● Records from a collection
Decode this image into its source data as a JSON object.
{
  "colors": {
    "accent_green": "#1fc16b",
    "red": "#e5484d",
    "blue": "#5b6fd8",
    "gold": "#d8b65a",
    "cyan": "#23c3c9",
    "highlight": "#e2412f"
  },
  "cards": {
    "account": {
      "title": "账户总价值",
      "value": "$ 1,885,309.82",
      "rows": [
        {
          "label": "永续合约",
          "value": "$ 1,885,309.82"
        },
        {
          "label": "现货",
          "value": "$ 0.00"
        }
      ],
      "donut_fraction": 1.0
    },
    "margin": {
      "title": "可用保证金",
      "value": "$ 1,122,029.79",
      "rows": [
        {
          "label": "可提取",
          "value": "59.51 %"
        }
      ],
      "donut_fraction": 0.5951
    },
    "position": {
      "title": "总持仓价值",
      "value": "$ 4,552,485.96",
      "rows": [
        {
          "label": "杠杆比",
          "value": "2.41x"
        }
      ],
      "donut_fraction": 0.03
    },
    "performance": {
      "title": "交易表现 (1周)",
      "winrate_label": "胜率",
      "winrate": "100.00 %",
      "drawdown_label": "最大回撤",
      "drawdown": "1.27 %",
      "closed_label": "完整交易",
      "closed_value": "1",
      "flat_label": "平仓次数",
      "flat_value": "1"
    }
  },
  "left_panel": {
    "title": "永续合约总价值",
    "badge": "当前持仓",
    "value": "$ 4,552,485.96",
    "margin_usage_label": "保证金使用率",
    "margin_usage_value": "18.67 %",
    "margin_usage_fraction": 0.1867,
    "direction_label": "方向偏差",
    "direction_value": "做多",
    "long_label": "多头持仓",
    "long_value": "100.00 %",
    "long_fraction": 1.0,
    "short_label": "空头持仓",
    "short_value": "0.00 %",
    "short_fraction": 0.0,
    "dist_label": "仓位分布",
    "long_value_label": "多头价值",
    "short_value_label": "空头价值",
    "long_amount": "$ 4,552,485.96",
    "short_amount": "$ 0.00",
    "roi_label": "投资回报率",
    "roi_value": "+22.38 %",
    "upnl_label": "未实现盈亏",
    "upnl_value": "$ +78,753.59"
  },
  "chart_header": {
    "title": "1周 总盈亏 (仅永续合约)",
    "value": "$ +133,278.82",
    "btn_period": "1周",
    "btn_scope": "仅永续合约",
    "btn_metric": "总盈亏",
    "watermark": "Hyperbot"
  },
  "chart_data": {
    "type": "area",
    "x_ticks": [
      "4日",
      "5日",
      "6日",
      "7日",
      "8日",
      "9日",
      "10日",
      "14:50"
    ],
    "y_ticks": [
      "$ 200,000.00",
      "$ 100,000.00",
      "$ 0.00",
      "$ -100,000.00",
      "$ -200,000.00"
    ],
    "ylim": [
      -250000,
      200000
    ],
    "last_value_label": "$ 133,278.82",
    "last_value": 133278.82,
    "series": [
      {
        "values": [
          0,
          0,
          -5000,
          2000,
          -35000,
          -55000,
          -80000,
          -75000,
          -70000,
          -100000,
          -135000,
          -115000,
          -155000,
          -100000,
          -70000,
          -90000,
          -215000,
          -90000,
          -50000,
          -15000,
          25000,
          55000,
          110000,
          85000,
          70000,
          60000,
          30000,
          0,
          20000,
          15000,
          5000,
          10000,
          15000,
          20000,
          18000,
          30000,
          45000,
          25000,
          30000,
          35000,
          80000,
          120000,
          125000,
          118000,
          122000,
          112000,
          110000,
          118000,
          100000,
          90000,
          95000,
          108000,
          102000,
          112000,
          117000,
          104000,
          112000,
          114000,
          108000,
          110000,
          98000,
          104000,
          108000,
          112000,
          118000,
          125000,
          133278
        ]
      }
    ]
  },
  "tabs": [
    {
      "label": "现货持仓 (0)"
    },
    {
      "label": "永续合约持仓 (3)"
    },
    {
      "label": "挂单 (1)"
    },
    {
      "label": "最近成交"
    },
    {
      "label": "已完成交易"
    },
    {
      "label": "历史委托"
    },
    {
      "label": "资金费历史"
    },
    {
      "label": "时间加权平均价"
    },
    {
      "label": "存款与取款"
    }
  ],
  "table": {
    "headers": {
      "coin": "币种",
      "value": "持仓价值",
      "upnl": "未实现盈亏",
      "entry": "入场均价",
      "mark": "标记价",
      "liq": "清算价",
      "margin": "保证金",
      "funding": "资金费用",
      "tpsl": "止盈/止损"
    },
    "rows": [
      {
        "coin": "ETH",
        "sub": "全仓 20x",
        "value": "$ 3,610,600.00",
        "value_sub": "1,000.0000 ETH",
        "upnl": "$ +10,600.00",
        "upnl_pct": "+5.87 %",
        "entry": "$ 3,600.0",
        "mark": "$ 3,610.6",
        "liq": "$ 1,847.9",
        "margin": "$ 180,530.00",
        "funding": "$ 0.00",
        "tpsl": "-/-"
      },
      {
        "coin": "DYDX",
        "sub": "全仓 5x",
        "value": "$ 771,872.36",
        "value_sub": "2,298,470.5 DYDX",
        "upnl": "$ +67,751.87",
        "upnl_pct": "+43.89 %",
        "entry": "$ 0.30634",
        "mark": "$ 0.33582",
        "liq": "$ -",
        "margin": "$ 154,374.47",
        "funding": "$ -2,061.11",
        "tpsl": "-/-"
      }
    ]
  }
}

● PROBLEM DESCRIPTION
Pick out the lines that include the word "entry" and write them out.

● EXPECTED OUTPUT
      "entry": "入场均价",
        "entry": "$ 3,600.0",
        "entry": "$ 0.30634",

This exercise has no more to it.